**Aim**
Extract every line that includes the string "MLSE的DSP算法".

[Items from a figure collection]
# # #

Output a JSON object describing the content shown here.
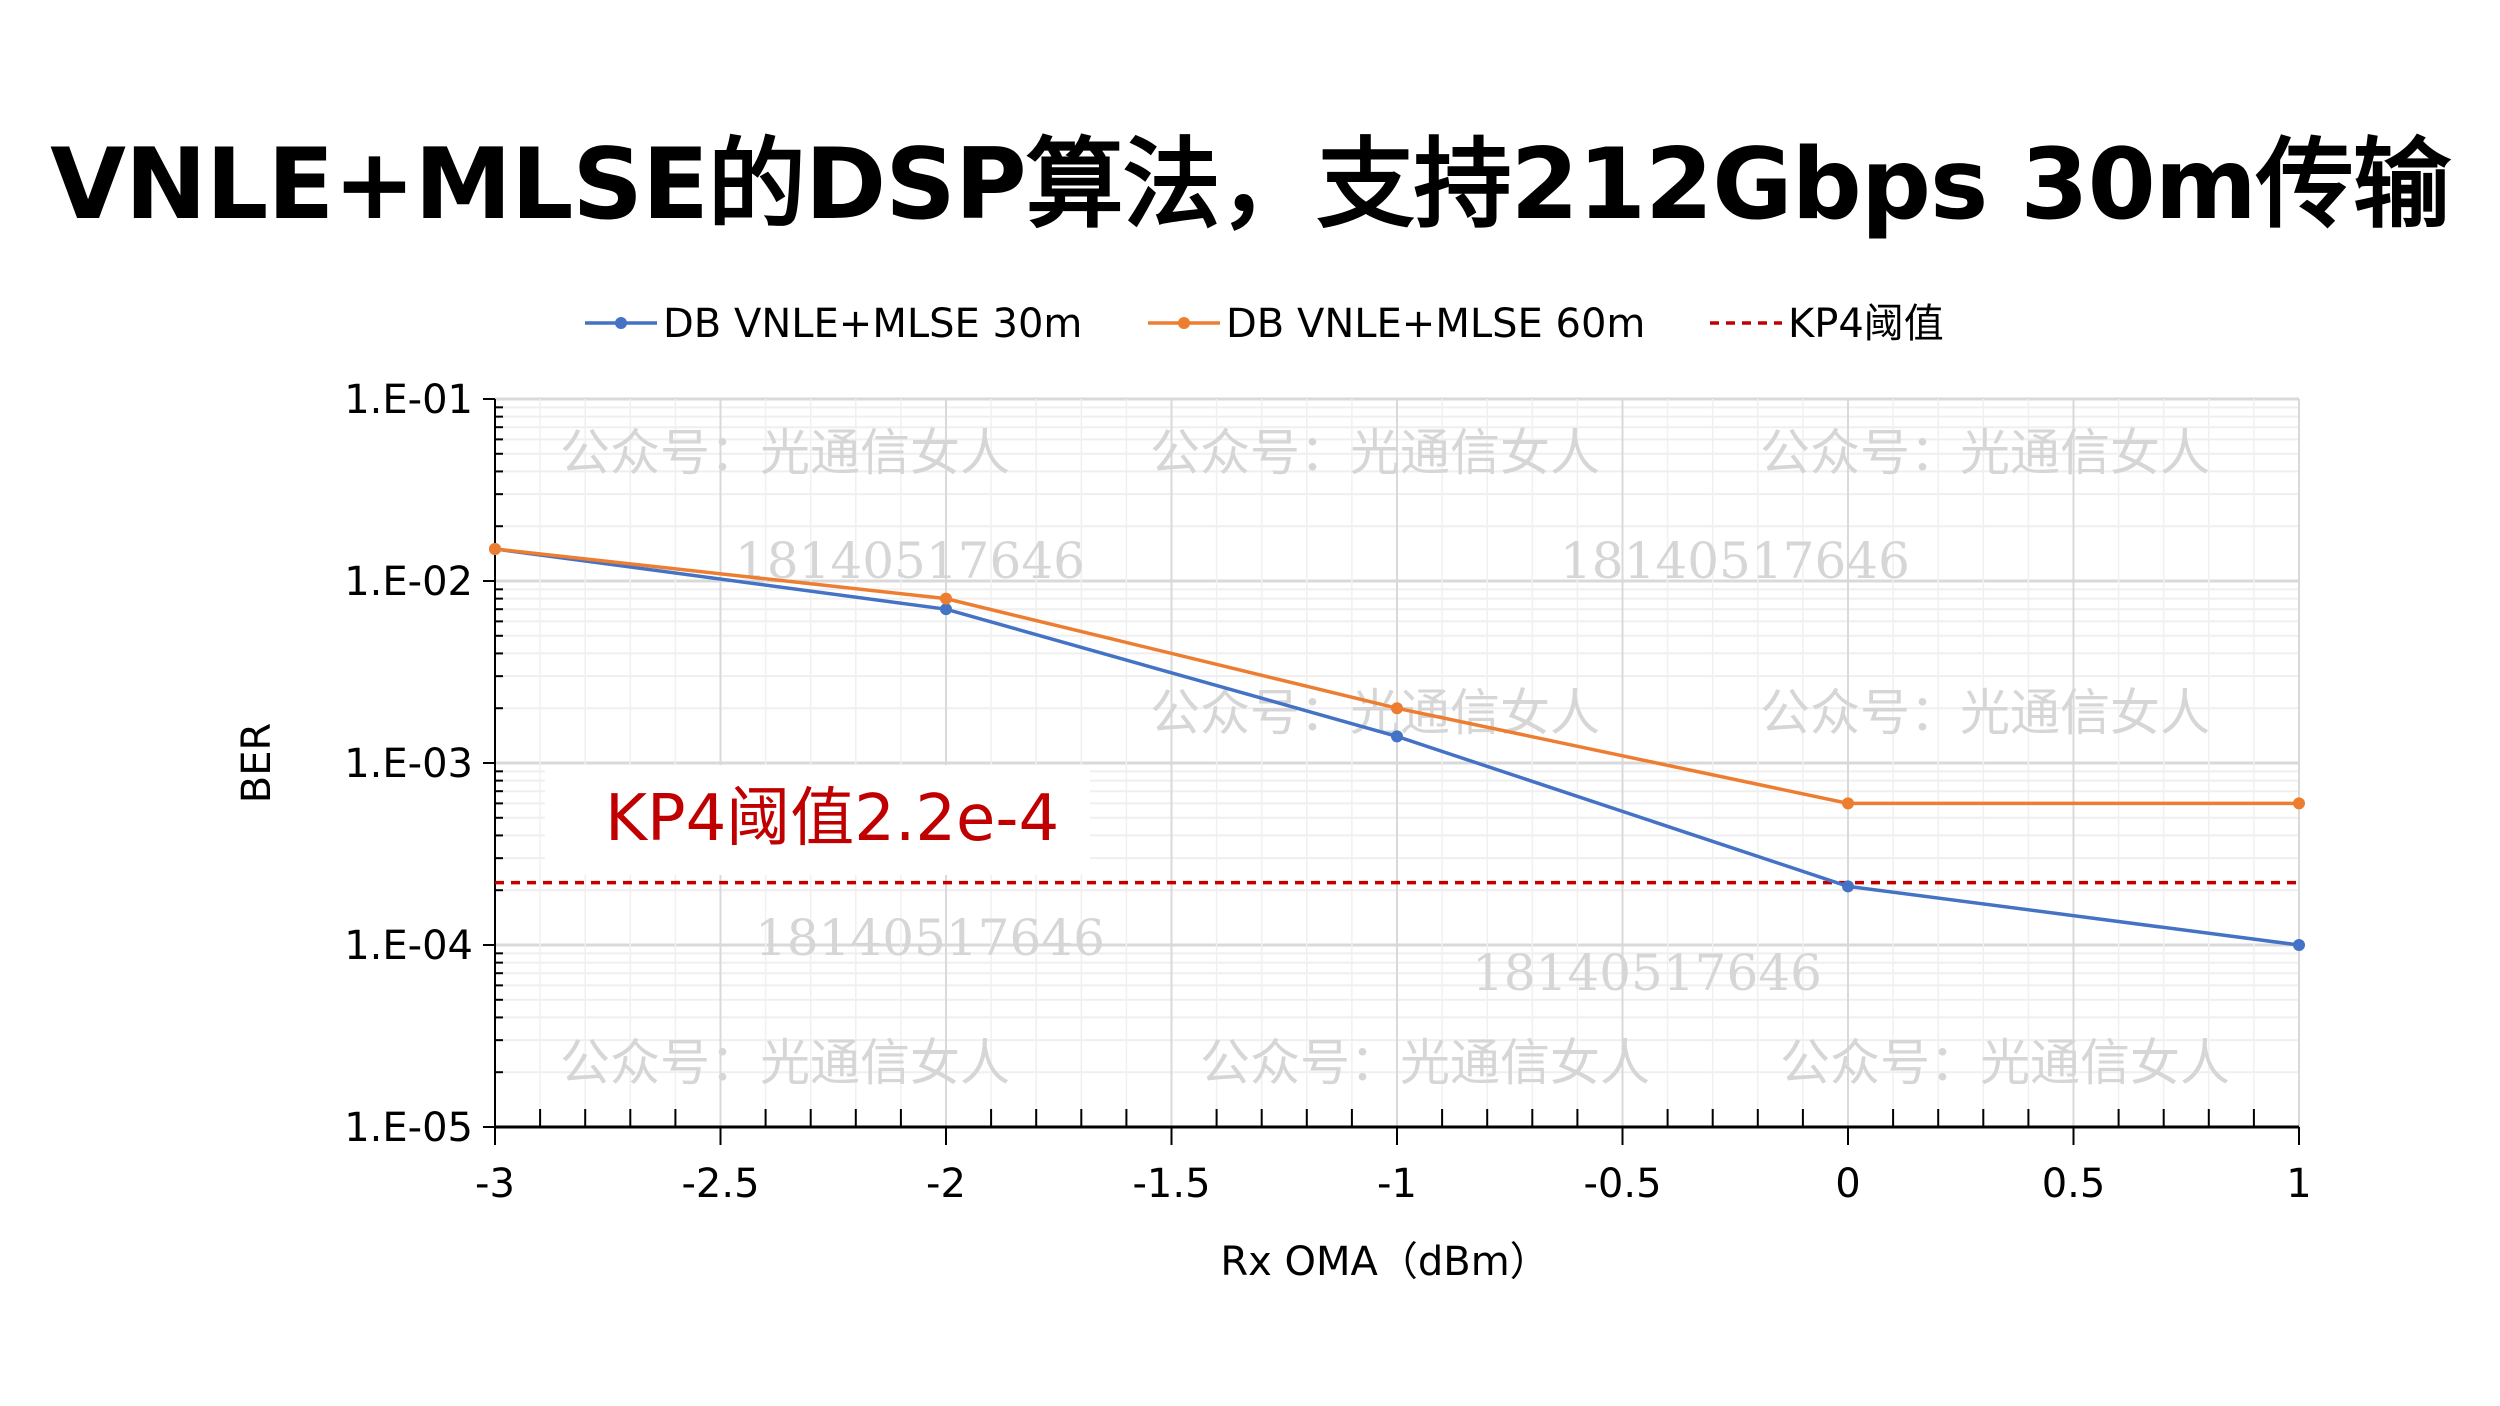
{
  "title": "VNLE+MLSE的DSP算法，支持212Gbps 30m传输",
  "chart_data": {
    "type": "line",
    "title": "VNLE+MLSE的DSP算法，支持212Gbps 30m传输",
    "xlabel": "Rx OMA（dBm）",
    "ylabel": "BER",
    "yscale": "log",
    "xlim": [
      -3,
      1
    ],
    "ylim": [
      1e-05,
      0.1
    ],
    "x_ticks": [
      "-3",
      "-2.5",
      "-2",
      "-1.5",
      "-1",
      "-0.5",
      "0",
      "0.5",
      "1"
    ],
    "y_ticks": [
      "1.E-01",
      "1.E-02",
      "1.E-03",
      "1.E-04",
      "1.E-05"
    ],
    "grid": true,
    "legend_position": "top",
    "x": [
      -3,
      -2,
      -1,
      0,
      1
    ],
    "series": [
      {
        "name": "DB VNLE+MLSE 30m",
        "color": "#4472c4",
        "values": [
          0.015,
          0.007,
          0.0014,
          0.00021,
          0.0001
        ]
      },
      {
        "name": "DB VNLE+MLSE 60m",
        "color": "#ed7d31",
        "values": [
          0.015,
          0.008,
          0.002,
          0.0006,
          0.0006
        ]
      }
    ],
    "threshold": {
      "name": "KP4阈值",
      "value": 0.00022,
      "color": "#c00000"
    },
    "annotation": {
      "text": "KP4阈值2.2e-4",
      "color": "#c00000"
    }
  },
  "watermarks": {
    "account": "公众号：光通信女人",
    "phone": "18140517646"
  }
}
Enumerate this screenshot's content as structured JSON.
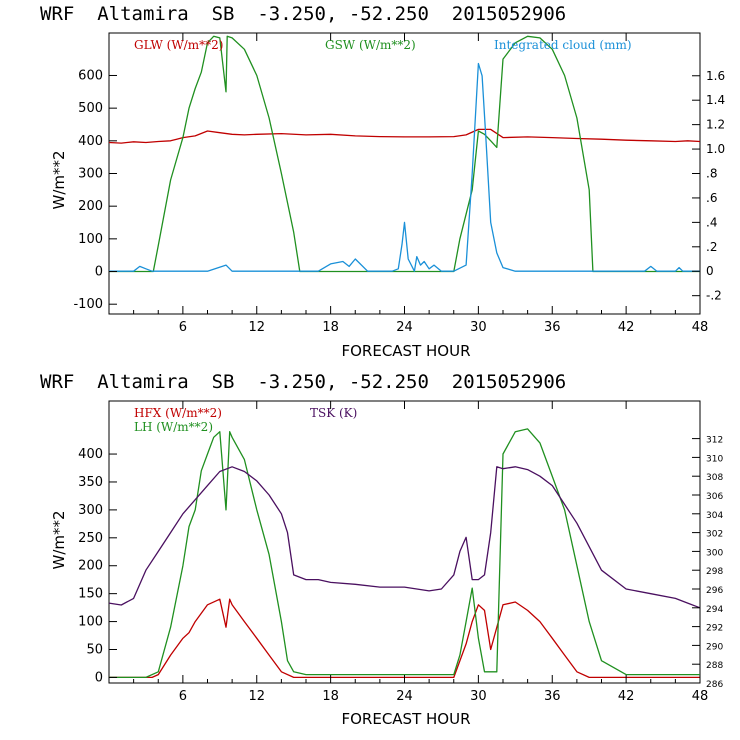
{
  "chart_data": [
    {
      "type": "line",
      "title": "WRF  Altamira  SB  -3.250, -52.250  2015052906",
      "xlabel": "FORECAST HOUR",
      "ylabel": "W/m**2",
      "xlim": [
        0,
        48
      ],
      "ylim": [
        -130,
        730
      ],
      "y2lim": [
        -0.35,
        1.95
      ],
      "xticks": [
        6,
        12,
        18,
        24,
        30,
        36,
        42,
        48
      ],
      "yticks": [
        -100,
        0,
        100,
        200,
        300,
        400,
        500,
        600
      ],
      "yticks_right": [
        -0.2,
        0,
        0.2,
        0.4,
        0.6,
        0.8,
        1.0,
        1.2,
        1.4,
        1.6
      ],
      "yticks_right_labels": [
        "-.2",
        "0",
        ".2",
        ".4",
        ".6",
        ".8",
        "1.0",
        "1.2",
        "1.4",
        "1.6"
      ],
      "series": [
        {
          "name": "GLW (W/m**2)",
          "color": "#c00000",
          "axis": "left",
          "x": [
            0,
            1,
            2,
            3,
            4,
            5,
            5.5,
            6,
            7,
            8,
            9,
            10,
            11,
            12,
            14,
            16,
            18,
            20,
            22,
            24,
            26,
            28,
            29,
            30,
            31,
            32,
            34,
            36,
            38,
            40,
            42,
            44,
            46,
            47,
            48
          ],
          "y": [
            395,
            393,
            397,
            395,
            398,
            400,
            405,
            410,
            415,
            430,
            425,
            420,
            418,
            420,
            422,
            418,
            420,
            415,
            413,
            412,
            412,
            413,
            418,
            435,
            435,
            410,
            412,
            410,
            407,
            405,
            402,
            400,
            398,
            400,
            398
          ]
        },
        {
          "name": "GSW (W/m**2)",
          "color": "#209020",
          "axis": "left",
          "x": [
            0,
            3,
            3.6,
            4,
            5,
            6,
            6.5,
            7,
            7.5,
            8,
            8.5,
            9,
            9.5,
            9.6,
            10,
            11,
            12,
            13,
            14,
            15,
            15.5,
            18,
            28,
            28.5,
            29.5,
            30,
            30.5,
            31,
            31.5,
            32,
            33,
            34,
            35,
            36,
            37,
            38,
            39,
            39.3,
            48
          ],
          "y": [
            0,
            0,
            0,
            80,
            280,
            410,
            500,
            560,
            610,
            700,
            720,
            715,
            550,
            720,
            715,
            680,
            600,
            470,
            300,
            120,
            0,
            0,
            0,
            100,
            250,
            430,
            420,
            400,
            380,
            650,
            700,
            720,
            715,
            680,
            600,
            470,
            250,
            0,
            0
          ]
        },
        {
          "name": "Integrated cloud (mm)",
          "color": "#1a90d8",
          "axis": "right",
          "x": [
            0,
            2,
            2.5,
            3,
            3.5,
            4,
            8,
            9.5,
            10,
            10.5,
            17,
            18,
            19,
            19.5,
            20,
            21,
            22,
            23,
            23.5,
            23.8,
            24,
            24.3,
            24.8,
            25,
            25.3,
            25.6,
            26,
            26.4,
            27,
            28,
            29,
            29.5,
            30,
            30.3,
            30.6,
            31,
            31.5,
            32,
            33,
            43.5,
            44,
            44.5,
            46,
            46.3,
            46.6,
            48
          ],
          "y": [
            0,
            0,
            0.04,
            0.02,
            0,
            0,
            0,
            0.05,
            0,
            0,
            0,
            0.06,
            0.08,
            0.04,
            0.1,
            0,
            0,
            0,
            0.02,
            0.22,
            0.4,
            0.1,
            0,
            0.12,
            0.05,
            0.08,
            0.02,
            0.05,
            0,
            0,
            0.05,
            0.8,
            1.7,
            1.6,
            1.1,
            0.4,
            0.15,
            0.03,
            0,
            0,
            0.04,
            0,
            0,
            0.03,
            0,
            0
          ]
        }
      ]
    },
    {
      "type": "line",
      "title": "WRF  Altamira  SB  -3.250, -52.250  2015052906",
      "xlabel": "FORECAST HOUR",
      "ylabel": "W/m**2",
      "xlim": [
        0,
        48
      ],
      "ylim": [
        -10,
        495
      ],
      "y2lim": [
        286,
        316
      ],
      "xticks": [
        6,
        12,
        18,
        24,
        30,
        36,
        42,
        48
      ],
      "yticks": [
        0,
        50,
        100,
        150,
        200,
        250,
        300,
        350,
        400
      ],
      "yticks_right": [
        286,
        288,
        290,
        292,
        294,
        296,
        298,
        300,
        302,
        304,
        306,
        308,
        310,
        312
      ],
      "yticks_right_labels": [
        "286",
        "288",
        "290",
        "292",
        "294",
        "296",
        "298",
        "300",
        "302",
        "304",
        "306",
        "308",
        "310",
        "312"
      ],
      "series": [
        {
          "name": "HFX (W/m**2)",
          "color": "#c00000",
          "axis": "left",
          "x": [
            0,
            2,
            3,
            3.5,
            4,
            5,
            6,
            6.5,
            7,
            8,
            9,
            9.5,
            9.8,
            10,
            11,
            12,
            13,
            14,
            15,
            18,
            28,
            29,
            29.5,
            30,
            30.5,
            31,
            32,
            33,
            34,
            35,
            36,
            37,
            38,
            39,
            40,
            48
          ],
          "y": [
            0,
            0,
            0,
            0,
            5,
            40,
            70,
            80,
            100,
            130,
            140,
            90,
            140,
            130,
            100,
            70,
            40,
            10,
            0,
            0,
            0,
            60,
            100,
            130,
            120,
            50,
            130,
            135,
            120,
            100,
            70,
            40,
            10,
            0,
            0,
            0
          ]
        },
        {
          "name": "LH  (W/m**2)",
          "color": "#209020",
          "axis": "left",
          "x": [
            0,
            2,
            3,
            4,
            5,
            6,
            6.5,
            7,
            7.5,
            8,
            8.5,
            9,
            9.5,
            9.8,
            10,
            11,
            12,
            13,
            14,
            14.5,
            15,
            16,
            18,
            20,
            24,
            28,
            28.5,
            29,
            29.5,
            30,
            30.5,
            31,
            31.5,
            32,
            33,
            34,
            35,
            36,
            37,
            38,
            39,
            40,
            42,
            48
          ],
          "y": [
            0,
            0,
            0,
            10,
            90,
            200,
            270,
            300,
            370,
            400,
            430,
            440,
            300,
            440,
            430,
            390,
            300,
            220,
            100,
            30,
            10,
            5,
            5,
            5,
            5,
            5,
            40,
            100,
            160,
            70,
            10,
            10,
            10,
            400,
            440,
            445,
            420,
            360,
            300,
            200,
            100,
            30,
            5,
            5
          ]
        },
        {
          "name": "TSK (K)",
          "color": "#4a1060",
          "axis": "right",
          "x": [
            0,
            1,
            2,
            3,
            4,
            5,
            6,
            7,
            8,
            9,
            10,
            11,
            12,
            13,
            14,
            14.5,
            15,
            16,
            17,
            18,
            20,
            22,
            24,
            25,
            26,
            27,
            28,
            28.5,
            29,
            29.5,
            30,
            30.5,
            31,
            31.5,
            32,
            33,
            34,
            35,
            36,
            37,
            38,
            40,
            42,
            44,
            46,
            47,
            48
          ],
          "y": [
            294.5,
            294.3,
            295,
            298,
            300,
            302,
            304,
            305.5,
            307,
            308.5,
            309,
            308.5,
            307.5,
            306,
            304,
            302,
            297.5,
            297,
            297,
            296.7,
            296.5,
            296.2,
            296.2,
            296,
            295.8,
            296,
            297.5,
            300,
            301.5,
            297,
            297,
            297.5,
            302,
            309,
            308.8,
            309,
            308.7,
            308,
            307,
            305,
            303,
            298,
            296,
            295.5,
            295,
            294.5,
            294
          ]
        }
      ]
    }
  ],
  "legend1": {
    "glw": "GLW (W/m**2)",
    "gsw": "GSW (W/m**2)",
    "cloud": "Integrated cloud (mm)"
  },
  "legend2": {
    "hfx": "HFX (W/m**2)",
    "lh": "LH  (W/m**2)",
    "tsk": "TSK (K)"
  },
  "colors": {
    "red": "#c00000",
    "green": "#209020",
    "blue": "#1a90d8",
    "purple": "#4a1060"
  }
}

# # #

**Exercise solution**
  "title": "VNLE+MLSE的DSP算法，支持212Gbps 30m传输",
    "title": "VNLE+MLSE的DSP算法，支持212Gbps 30m传输",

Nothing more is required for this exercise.